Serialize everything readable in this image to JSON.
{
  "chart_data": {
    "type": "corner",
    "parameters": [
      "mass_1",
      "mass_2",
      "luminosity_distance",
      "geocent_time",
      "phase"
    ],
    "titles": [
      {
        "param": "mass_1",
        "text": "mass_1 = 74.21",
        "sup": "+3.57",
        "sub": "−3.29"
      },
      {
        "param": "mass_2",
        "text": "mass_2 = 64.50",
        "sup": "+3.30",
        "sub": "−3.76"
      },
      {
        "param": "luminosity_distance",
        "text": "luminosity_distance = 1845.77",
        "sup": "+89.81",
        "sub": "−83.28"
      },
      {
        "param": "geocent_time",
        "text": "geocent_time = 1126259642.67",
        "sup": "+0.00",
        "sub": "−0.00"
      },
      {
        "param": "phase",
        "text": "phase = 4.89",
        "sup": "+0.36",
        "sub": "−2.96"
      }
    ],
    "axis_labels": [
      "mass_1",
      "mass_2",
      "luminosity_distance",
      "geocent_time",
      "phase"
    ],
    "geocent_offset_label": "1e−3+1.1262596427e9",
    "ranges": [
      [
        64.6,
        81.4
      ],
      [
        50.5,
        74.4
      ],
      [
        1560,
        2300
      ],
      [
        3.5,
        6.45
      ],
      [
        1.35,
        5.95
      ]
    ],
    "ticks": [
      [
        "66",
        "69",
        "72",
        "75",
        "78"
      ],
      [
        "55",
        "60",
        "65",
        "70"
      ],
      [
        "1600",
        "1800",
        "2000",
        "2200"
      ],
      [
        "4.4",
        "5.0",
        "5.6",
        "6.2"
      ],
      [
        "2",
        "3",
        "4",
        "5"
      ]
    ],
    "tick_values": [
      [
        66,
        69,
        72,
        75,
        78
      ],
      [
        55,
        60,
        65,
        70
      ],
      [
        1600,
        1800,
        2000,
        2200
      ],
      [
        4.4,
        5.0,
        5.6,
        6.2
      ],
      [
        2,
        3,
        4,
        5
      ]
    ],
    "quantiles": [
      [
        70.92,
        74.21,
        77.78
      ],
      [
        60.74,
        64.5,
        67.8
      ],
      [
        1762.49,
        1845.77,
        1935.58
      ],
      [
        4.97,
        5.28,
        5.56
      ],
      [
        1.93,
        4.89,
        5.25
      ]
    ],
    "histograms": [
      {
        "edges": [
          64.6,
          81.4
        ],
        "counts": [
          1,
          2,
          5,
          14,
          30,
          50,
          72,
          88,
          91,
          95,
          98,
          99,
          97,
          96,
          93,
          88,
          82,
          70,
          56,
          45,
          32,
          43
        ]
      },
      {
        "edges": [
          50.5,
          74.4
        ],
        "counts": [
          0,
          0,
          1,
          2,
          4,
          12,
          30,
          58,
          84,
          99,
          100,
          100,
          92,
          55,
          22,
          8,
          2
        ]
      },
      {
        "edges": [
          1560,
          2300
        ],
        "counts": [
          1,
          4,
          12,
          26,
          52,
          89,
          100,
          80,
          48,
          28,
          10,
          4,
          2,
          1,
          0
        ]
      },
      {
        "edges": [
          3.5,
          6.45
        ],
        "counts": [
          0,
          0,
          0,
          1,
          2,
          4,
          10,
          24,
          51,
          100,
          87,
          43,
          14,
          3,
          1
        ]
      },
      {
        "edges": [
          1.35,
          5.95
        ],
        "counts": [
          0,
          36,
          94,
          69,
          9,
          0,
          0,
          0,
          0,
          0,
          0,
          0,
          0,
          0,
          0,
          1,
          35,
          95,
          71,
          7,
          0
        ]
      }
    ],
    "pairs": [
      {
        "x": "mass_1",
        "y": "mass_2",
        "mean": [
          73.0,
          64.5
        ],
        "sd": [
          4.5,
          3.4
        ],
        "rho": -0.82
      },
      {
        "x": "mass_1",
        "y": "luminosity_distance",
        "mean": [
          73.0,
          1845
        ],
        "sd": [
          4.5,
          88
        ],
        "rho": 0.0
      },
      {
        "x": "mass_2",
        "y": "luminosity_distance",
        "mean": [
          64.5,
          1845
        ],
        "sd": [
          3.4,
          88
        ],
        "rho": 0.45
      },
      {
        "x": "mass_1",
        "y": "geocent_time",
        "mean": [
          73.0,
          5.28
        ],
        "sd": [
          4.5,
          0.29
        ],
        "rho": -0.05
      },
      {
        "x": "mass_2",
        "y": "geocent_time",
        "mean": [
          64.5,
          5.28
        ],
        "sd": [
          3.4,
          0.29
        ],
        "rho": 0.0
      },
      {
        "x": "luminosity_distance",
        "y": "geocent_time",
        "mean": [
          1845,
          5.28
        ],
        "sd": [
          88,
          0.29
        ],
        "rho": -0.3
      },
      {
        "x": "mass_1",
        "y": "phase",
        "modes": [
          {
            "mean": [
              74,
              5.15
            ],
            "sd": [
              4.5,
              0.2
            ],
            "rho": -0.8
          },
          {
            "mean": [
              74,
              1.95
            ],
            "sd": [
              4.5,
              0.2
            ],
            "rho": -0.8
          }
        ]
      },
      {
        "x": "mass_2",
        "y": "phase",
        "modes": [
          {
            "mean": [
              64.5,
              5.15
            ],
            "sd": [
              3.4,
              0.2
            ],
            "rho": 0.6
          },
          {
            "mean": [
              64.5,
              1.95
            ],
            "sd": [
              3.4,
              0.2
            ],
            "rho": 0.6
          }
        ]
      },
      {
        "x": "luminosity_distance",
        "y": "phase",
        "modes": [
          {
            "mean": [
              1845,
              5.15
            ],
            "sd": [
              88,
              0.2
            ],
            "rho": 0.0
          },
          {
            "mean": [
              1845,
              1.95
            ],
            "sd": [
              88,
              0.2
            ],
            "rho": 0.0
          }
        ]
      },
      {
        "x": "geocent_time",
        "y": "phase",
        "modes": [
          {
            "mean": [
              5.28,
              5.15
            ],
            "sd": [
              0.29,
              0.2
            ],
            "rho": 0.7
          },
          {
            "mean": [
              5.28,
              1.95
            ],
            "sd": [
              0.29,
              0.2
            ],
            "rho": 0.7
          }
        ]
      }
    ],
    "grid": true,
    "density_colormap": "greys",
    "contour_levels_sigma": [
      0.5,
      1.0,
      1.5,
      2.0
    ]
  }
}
####
* _Task goal_: Copy every line of the records word for word.

* _Finished exercise_:
Serialize everything readable in this image to JSON.
{
  "chart_data": {
    "type": "corner",
    "parameters": [
      "mass_1",
      "mass_2",
      "luminosity_distance",
      "geocent_time",
      "phase"
    ],
    "titles": [
      {
        "param": "mass_1",
        "text": "mass_1 = 74.21",
        "sup": "+3.57",
        "sub": "−3.29"
      },
      {
        "param": "mass_2",
        "text": "mass_2 = 64.50",
        "sup": "+3.30",
        "sub": "−3.76"
      },
      {
        "param": "luminosity_distance",
        "text": "luminosity_distance = 1845.77",
        "sup": "+89.81",
        "sub": "−83.28"
      },
      {
        "param": "geocent_time",
        "text": "geocent_time = 1126259642.67",
        "sup": "+0.00",
        "sub": "−0.00"
      },
      {
        "param": "phase",
        "text": "phase = 4.89",
        "sup": "+0.36",
        "sub": "−2.96"
      }
    ],
    "axis_labels": [
      "mass_1",
      "mass_2",
      "luminosity_distance",
      "geocent_time",
      "phase"
    ],
    "geocent_offset_label": "1e−3+1.1262596427e9",
    "ranges": [
      [
        64.6,
        81.4
      ],
      [
        50.5,
        74.4
      ],
      [
        1560,
        2300
      ],
      [
        3.5,
        6.45
      ],
      [
        1.35,
        5.95
      ]
    ],
    "ticks": [
      [
        "66",
        "69",
        "72",
        "75",
        "78"
      ],
      [
        "55",
        "60",
        "65",
        "70"
      ],
      [
        "1600",
        "1800",
        "2000",
        "2200"
      ],
      [
        "4.4",
        "5.0",
        "5.6",
        "6.2"
      ],
      [
        "2",
        "3",
        "4",
        "5"
      ]
    ],
    "tick_values": [
      [
        66,
        69,
        72,
        75,
        78
      ],
      [
        55,
        60,
        65,
        70
      ],
      [
        1600,
        1800,
        2000,
        2200
      ],
      [
        4.4,
        5.0,
        5.6,
        6.2
      ],
      [
        2,
        3,
        4,
        5
      ]
    ],
    "quantiles": [
      [
        70.92,
        74.21,
        77.78
      ],
      [
        60.74,
        64.5,
        67.8
      ],
      [
        1762.49,
        1845.77,
        1935.58
      ],
      [
        4.97,
        5.28,
        5.56
      ],
      [
        1.93,
        4.89,
        5.25
      ]
    ],
    "histograms": [
      {
        "edges": [
          64.6,
          81.4
        ],
        "counts": [
          1,
          2,
          5,
          14,
          30,
          50,
          72,
          88,
          91,
          95,
          98,
          99,
          97,
          96,
          93,
          88,
          82,
          70,
          56,
          45,
          32,
          43
        ]
      },
      {
        "edges": [
          50.5,
          74.4
        ],
        "counts": [
          0,
          0,
          1,
          2,
          4,
          12,
          30,
          58,
          84,
          99,
          100,
          100,
          92,
          55,
          22,
          8,
          2
        ]
      },
      {
        "edges": [
          1560,
          2300
        ],
        "counts": [
          1,
          4,
          12,
          26,
          52,
          89,
          100,
          80,
          48,
          28,
          10,
          4,
          2,
          1,
          0
        ]
      },
      {
        "edges": [
          3.5,
          6.45
        ],
        "counts": [
          0,
          0,
          0,
          1,
          2,
          4,
          10,
          24,
          51,
          100,
          87,
          43,
          14,
          3,
          1
        ]
      },
      {
        "edges": [
          1.35,
          5.95
        ],
        "counts": [
          0,
          36,
          94,
          69,
          9,
          0,
          0,
          0,
          0,
          0,
          0,
          0,
          0,
          0,
          0,
          1,
          35,
          95,
          71,
          7,
          0
        ]
      }
    ],
    "pairs": [
      {
        "x": "mass_1",
        "y": "mass_2",
        "mean": [
          73.0,
          64.5
        ],
        "sd": [
          4.5,
          3.4
        ],
        "rho": -0.82
      },
      {
        "x": "mass_1",
        "y": "luminosity_distance",
        "mean": [
          73.0,
          1845
        ],
        "sd": [
          4.5,
          88
        ],
        "rho": 0.0
      },
      {
        "x": "mass_2",
        "y": "luminosity_distance",
        "mean": [
          64.5,
          1845
        ],
        "sd": [
          3.4,
          88
        ],
        "rho": 0.45
      },
      {
        "x": "mass_1",
        "y": "geocent_time",
        "mean": [
          73.0,
          5.28
        ],
        "sd": [
          4.5,
          0.29
        ],
        "rho": -0.05
      },
      {
        "x": "mass_2",
        "y": "geocent_time",
        "mean": [
          64.5,
          5.28
        ],
        "sd": [
          3.4,
          0.29
        ],
        "rho": 0.0
      },
      {
        "x": "luminosity_distance",
        "y": "geocent_time",
        "mean": [
          1845,
          5.28
        ],
        "sd": [
          88,
          0.29
        ],
        "rho": -0.3
      },
      {
        "x": "mass_1",
        "y": "phase",
        "modes": [
          {
            "mean": [
              74,
              5.15
            ],
            "sd": [
              4.5,
              0.2
            ],
            "rho": -0.8
          },
          {
            "mean": [
              74,
              1.95
            ],
            "sd": [
              4.5,
              0.2
            ],
            "rho": -0.8
          }
        ]
      },
      {
        "x": "mass_2",
        "y": "phase",
        "modes": [
          {
            "mean": [
              64.5,
              5.15
            ],
            "sd": [
              3.4,
              0.2
            ],
            "rho": 0.6
          },
          {
            "mean": [
              64.5,
              1.95
            ],
            "sd": [
              3.4,
              0.2
            ],
            "rho": 0.6
          }
        ]
      },
      {
        "x": "luminosity_distance",
        "y": "phase",
        "modes": [
          {
            "mean": [
              1845,
              5.15
            ],
            "sd": [
              88,
              0.2
            ],
            "rho": 0.0
          },
          {
            "mean": [
              1845,
              1.95
            ],
            "sd": [
              88,
              0.2
            ],
            "rho": 0.0
          }
        ]
      },
      {
        "x": "geocent_time",
        "y": "phase",
        "modes": [
          {
            "mean": [
              5.28,
              5.15
            ],
            "sd": [
              0.29,
              0.2
            ],
            "rho": 0.7
          },
          {
            "mean": [
              5.28,
              1.95
            ],
            "sd": [
              0.29,
              0.2
            ],
            "rho": 0.7
          }
        ]
      }
    ],
    "grid": true,
    "density_colormap": "greys",
    "contour_levels_sigma": [
      0.5,
      1.0,
      1.5,
      2.0
    ]
  }
}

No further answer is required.